[start of DATA LISTING]

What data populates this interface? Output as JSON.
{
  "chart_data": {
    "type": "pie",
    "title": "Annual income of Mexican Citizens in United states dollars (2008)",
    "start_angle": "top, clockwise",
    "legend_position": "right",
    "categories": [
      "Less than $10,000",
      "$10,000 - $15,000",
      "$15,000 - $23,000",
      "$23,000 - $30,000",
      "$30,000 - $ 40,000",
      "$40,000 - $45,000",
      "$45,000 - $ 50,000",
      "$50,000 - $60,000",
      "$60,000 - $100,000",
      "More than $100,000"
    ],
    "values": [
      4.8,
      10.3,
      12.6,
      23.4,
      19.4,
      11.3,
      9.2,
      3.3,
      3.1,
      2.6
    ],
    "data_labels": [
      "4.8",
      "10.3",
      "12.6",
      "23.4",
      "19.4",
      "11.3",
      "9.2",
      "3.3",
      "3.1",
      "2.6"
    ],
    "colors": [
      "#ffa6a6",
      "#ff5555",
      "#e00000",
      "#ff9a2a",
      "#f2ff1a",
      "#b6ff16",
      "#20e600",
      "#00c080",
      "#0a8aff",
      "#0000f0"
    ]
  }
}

[end of DATA LISTING]

SET TASK: Print every record exactly as it was given.

SOLUTION TO THE EXERCISE:
What data populates this interface? Output as JSON.
{
  "chart_data": {
    "type": "pie",
    "title": "Annual income of Mexican Citizens in United states dollars (2008)",
    "start_angle": "top, clockwise",
    "legend_position": "right",
    "categories": [
      "Less than $10,000",
      "$10,000 - $15,000",
      "$15,000 - $23,000",
      "$23,000 - $30,000",
      "$30,000 - $ 40,000",
      "$40,000 - $45,000",
      "$45,000 - $ 50,000",
      "$50,000 - $60,000",
      "$60,000 - $100,000",
      "More than $100,000"
    ],
    "values": [
      4.8,
      10.3,
      12.6,
      23.4,
      19.4,
      11.3,
      9.2,
      3.3,
      3.1,
      2.6
    ],
    "data_labels": [
      "4.8",
      "10.3",
      "12.6",
      "23.4",
      "19.4",
      "11.3",
      "9.2",
      "3.3",
      "3.1",
      "2.6"
    ],
    "colors": [
      "#ffa6a6",
      "#ff5555",
      "#e00000",
      "#ff9a2a",
      "#f2ff1a",
      "#b6ff16",
      "#20e600",
      "#00c080",
      "#0a8aff",
      "#0000f0"
    ]
  }
}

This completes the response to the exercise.